(Exercise aim): Return every line below as is, leaving out the pictures.

——————

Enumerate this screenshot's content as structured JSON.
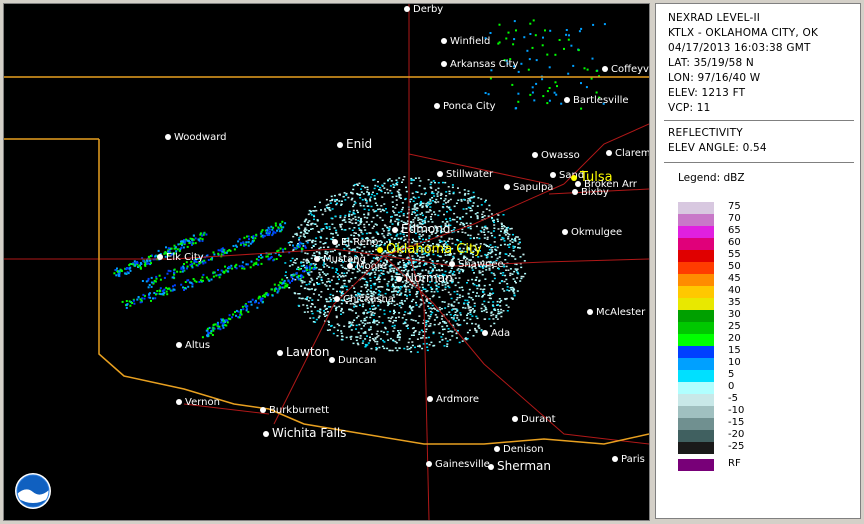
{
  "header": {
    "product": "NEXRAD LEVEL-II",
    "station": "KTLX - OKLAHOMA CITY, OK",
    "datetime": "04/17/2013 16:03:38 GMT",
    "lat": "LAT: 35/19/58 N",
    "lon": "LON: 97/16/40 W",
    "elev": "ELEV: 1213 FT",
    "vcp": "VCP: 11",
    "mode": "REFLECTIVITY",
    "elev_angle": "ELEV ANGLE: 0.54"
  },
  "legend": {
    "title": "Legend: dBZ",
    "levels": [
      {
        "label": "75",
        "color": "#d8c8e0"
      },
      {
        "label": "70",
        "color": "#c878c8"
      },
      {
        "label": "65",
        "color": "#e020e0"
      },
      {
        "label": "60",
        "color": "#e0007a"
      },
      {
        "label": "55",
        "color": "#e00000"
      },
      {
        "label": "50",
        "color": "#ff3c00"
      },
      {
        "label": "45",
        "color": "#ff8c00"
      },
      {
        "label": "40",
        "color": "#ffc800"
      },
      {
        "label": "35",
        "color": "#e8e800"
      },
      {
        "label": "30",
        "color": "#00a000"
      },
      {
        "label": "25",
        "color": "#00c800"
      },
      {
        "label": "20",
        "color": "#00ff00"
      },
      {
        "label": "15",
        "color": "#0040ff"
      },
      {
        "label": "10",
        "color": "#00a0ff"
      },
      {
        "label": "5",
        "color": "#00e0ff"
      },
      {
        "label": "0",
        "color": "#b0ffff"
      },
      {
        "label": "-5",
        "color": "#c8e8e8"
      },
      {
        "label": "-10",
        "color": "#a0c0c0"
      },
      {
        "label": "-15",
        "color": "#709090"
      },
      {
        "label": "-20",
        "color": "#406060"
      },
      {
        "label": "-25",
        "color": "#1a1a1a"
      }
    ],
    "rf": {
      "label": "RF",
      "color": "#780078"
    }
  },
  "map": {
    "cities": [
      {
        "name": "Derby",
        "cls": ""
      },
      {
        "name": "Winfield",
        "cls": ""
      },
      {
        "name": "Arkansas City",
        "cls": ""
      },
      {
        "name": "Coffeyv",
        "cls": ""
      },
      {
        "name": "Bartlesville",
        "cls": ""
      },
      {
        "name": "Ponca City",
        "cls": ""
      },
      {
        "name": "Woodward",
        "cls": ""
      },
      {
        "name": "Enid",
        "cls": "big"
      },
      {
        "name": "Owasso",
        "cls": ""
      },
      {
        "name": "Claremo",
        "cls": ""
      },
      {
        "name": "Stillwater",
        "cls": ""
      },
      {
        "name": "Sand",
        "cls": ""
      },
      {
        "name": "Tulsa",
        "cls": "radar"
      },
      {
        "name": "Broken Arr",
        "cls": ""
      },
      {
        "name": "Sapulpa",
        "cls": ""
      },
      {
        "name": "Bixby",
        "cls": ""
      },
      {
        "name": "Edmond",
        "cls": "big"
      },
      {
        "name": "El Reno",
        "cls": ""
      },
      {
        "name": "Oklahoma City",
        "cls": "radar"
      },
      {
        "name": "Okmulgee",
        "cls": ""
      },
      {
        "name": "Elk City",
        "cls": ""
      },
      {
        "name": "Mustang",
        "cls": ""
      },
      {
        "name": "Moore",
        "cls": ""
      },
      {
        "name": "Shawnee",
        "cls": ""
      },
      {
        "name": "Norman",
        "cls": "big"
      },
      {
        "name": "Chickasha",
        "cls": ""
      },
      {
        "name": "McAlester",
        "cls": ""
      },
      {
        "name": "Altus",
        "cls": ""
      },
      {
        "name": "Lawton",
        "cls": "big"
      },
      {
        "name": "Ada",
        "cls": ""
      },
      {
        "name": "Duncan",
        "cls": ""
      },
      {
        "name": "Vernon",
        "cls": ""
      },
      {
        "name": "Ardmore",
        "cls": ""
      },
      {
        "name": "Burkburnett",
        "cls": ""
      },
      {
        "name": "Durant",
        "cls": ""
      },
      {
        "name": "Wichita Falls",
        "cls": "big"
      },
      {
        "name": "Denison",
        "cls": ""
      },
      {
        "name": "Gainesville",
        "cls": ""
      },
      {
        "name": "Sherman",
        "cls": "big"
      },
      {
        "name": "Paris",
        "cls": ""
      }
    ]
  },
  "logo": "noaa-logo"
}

——————

(The solution):
Enumerate this screenshot's content as structured JSON.
{
  "header": {
    "product": "NEXRAD LEVEL-II",
    "station": "KTLX - OKLAHOMA CITY, OK",
    "datetime": "04/17/2013 16:03:38 GMT",
    "lat": "LAT: 35/19/58 N",
    "lon": "LON: 97/16/40 W",
    "elev": "ELEV: 1213 FT",
    "vcp": "VCP: 11",
    "mode": "REFLECTIVITY",
    "elev_angle": "ELEV ANGLE: 0.54"
  },
  "legend": {
    "title": "Legend: dBZ",
    "levels": [
      {
        "label": "75",
        "color": "#d8c8e0"
      },
      {
        "label": "70",
        "color": "#c878c8"
      },
      {
        "label": "65",
        "color": "#e020e0"
      },
      {
        "label": "60",
        "color": "#e0007a"
      },
      {
        "label": "55",
        "color": "#e00000"
      },
      {
        "label": "50",
        "color": "#ff3c00"
      },
      {
        "label": "45",
        "color": "#ff8c00"
      },
      {
        "label": "40",
        "color": "#ffc800"
      },
      {
        "label": "35",
        "color": "#e8e800"
      },
      {
        "label": "30",
        "color": "#00a000"
      },
      {
        "label": "25",
        "color": "#00c800"
      },
      {
        "label": "20",
        "color": "#00ff00"
      },
      {
        "label": "15",
        "color": "#0040ff"
      },
      {
        "label": "10",
        "color": "#00a0ff"
      },
      {
        "label": "5",
        "color": "#00e0ff"
      },
      {
        "label": "0",
        "color": "#b0ffff"
      },
      {
        "label": "-5",
        "color": "#c8e8e8"
      },
      {
        "label": "-10",
        "color": "#a0c0c0"
      },
      {
        "label": "-15",
        "color": "#709090"
      },
      {
        "label": "-20",
        "color": "#406060"
      },
      {
        "label": "-25",
        "color": "#1a1a1a"
      }
    ],
    "rf": {
      "label": "RF",
      "color": "#780078"
    }
  },
  "map": {
    "cities": [
      {
        "name": "Derby",
        "cls": ""
      },
      {
        "name": "Winfield",
        "cls": ""
      },
      {
        "name": "Arkansas City",
        "cls": ""
      },
      {
        "name": "Coffeyv",
        "cls": ""
      },
      {
        "name": "Bartlesville",
        "cls": ""
      },
      {
        "name": "Ponca City",
        "cls": ""
      },
      {
        "name": "Woodward",
        "cls": ""
      },
      {
        "name": "Enid",
        "cls": "big"
      },
      {
        "name": "Owasso",
        "cls": ""
      },
      {
        "name": "Claremo",
        "cls": ""
      },
      {
        "name": "Stillwater",
        "cls": ""
      },
      {
        "name": "Sand",
        "cls": ""
      },
      {
        "name": "Tulsa",
        "cls": "radar"
      },
      {
        "name": "Broken Arr",
        "cls": ""
      },
      {
        "name": "Sapulpa",
        "cls": ""
      },
      {
        "name": "Bixby",
        "cls": ""
      },
      {
        "name": "Edmond",
        "cls": "big"
      },
      {
        "name": "El Reno",
        "cls": ""
      },
      {
        "name": "Oklahoma City",
        "cls": "radar"
      },
      {
        "name": "Okmulgee",
        "cls": ""
      },
      {
        "name": "Elk City",
        "cls": ""
      },
      {
        "name": "Mustang",
        "cls": ""
      },
      {
        "name": "Moore",
        "cls": ""
      },
      {
        "name": "Shawnee",
        "cls": ""
      },
      {
        "name": "Norman",
        "cls": "big"
      },
      {
        "name": "Chickasha",
        "cls": ""
      },
      {
        "name": "McAlester",
        "cls": ""
      },
      {
        "name": "Altus",
        "cls": ""
      },
      {
        "name": "Lawton",
        "cls": "big"
      },
      {
        "name": "Ada",
        "cls": ""
      },
      {
        "name": "Duncan",
        "cls": ""
      },
      {
        "name": "Vernon",
        "cls": ""
      },
      {
        "name": "Ardmore",
        "cls": ""
      },
      {
        "name": "Burkburnett",
        "cls": ""
      },
      {
        "name": "Durant",
        "cls": ""
      },
      {
        "name": "Wichita Falls",
        "cls": "big"
      },
      {
        "name": "Denison",
        "cls": ""
      },
      {
        "name": "Gainesville",
        "cls": ""
      },
      {
        "name": "Sherman",
        "cls": "big"
      },
      {
        "name": "Paris",
        "cls": ""
      }
    ]
  },
  "logo": "noaa-logo"
}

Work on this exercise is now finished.